__Work item 1__:
Please mark each statement (a), (b), (c) yes or no against the hearing aid passage, and quote the words from it that decide each one. (a) The writer considers themselves a pushy salesperson. (b) A borderline hearing aid candidate was hounded by another clinic in town. (c) Clients who book an appointment under family pressure usually keep their hearing aids.
__Work item 2__:
Extend the hearing aid passage, picking up right after its final sentence.

__Excerpt provided__:
/---

This is getting to be a bullish business. There are a lot of people who have decided it was a good business because they see others doing well and want their piece of the pie. I hear stories everyday from clients who have been to other clinics and are pushed into buying something they don’t want, or feel they don’t need. It happened here just the other day; a patient who was a borderline hearing aid candidate told me that the other clinic in town kept hounding her, until she was pushed into getting a second opinion.

 

I’m not a bullish salesperson. Let’s face it, we are all sales people to a certain degree, but in general, there are those that are pushy, and those that prefer to wait for the client to be ready, and being ready to wear a hearing aid can mean the difference between success and failure with the instruments. Most times, when someone books an appointment under the pressure of family, they either won’t make a purchase or will return the hearing aids within a short period of time. This makes the whole effort a waste of time, and in the case of those clinics who charge a return or restocking fee, it will also leave a bad taste for the whole industry in the eyes of the client, and they may never consider purchasing a hearing aid again.

\---

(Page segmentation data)
/---

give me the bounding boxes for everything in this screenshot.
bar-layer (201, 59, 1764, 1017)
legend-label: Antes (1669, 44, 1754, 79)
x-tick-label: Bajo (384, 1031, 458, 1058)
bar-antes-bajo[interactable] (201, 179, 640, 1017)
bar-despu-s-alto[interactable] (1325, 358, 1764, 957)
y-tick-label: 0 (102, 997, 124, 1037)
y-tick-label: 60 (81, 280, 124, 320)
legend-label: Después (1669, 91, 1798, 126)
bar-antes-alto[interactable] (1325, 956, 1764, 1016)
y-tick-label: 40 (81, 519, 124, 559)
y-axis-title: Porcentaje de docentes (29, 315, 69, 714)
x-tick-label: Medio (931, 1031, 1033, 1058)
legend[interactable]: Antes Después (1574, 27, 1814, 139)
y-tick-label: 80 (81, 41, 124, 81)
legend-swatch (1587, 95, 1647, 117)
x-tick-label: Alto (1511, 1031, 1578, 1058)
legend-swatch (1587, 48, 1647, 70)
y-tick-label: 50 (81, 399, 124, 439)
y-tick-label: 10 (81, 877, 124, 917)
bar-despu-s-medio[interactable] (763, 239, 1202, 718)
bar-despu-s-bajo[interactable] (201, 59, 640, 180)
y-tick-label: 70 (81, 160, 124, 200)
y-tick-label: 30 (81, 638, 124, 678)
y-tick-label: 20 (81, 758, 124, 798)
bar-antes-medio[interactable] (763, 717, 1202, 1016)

\---

__Output 1__:
(a) No: "I’m not a bullish salesperson."
(b) Yes: "the other clinic in town kept hounding her"
(c) No: "they either won’t make a purchase or will return the hearing aids within a short period of time"

__Output 2__:
 

People who are good at this can tell when a potential client is not ready. People who are very good at this know when to stop pushing and start making the patient comfortable with the idea that they have some treatable hearing loss, and help them begin the journey to acceptance. Hearing loss is often compared to the death of a loved one when it comes to acceptance; there are anywhere from 3 to seven stages, (depending on who you ask), and they all have different time frames for different people. I have had one client who did all 3-7 in 48 hours. Others have taken years to get out of the denial stage, (my mother in law took 7 years to get out of it, but bypassed several others). Trying to push someone through them will likely keep them from ever considering coming back to you.

 

There are ways, and they can take time, but in the long run being patient with people is going to get you further than bullying them into buying and chasing them away from not only your office, but anyone else’s. That gives the entire industry a bad name and makes it either more difficult, or impossible to treat that person again. If nothing else it makes them skeptical, and when they close their minds to the idea, everybody loses, not just the practitioner.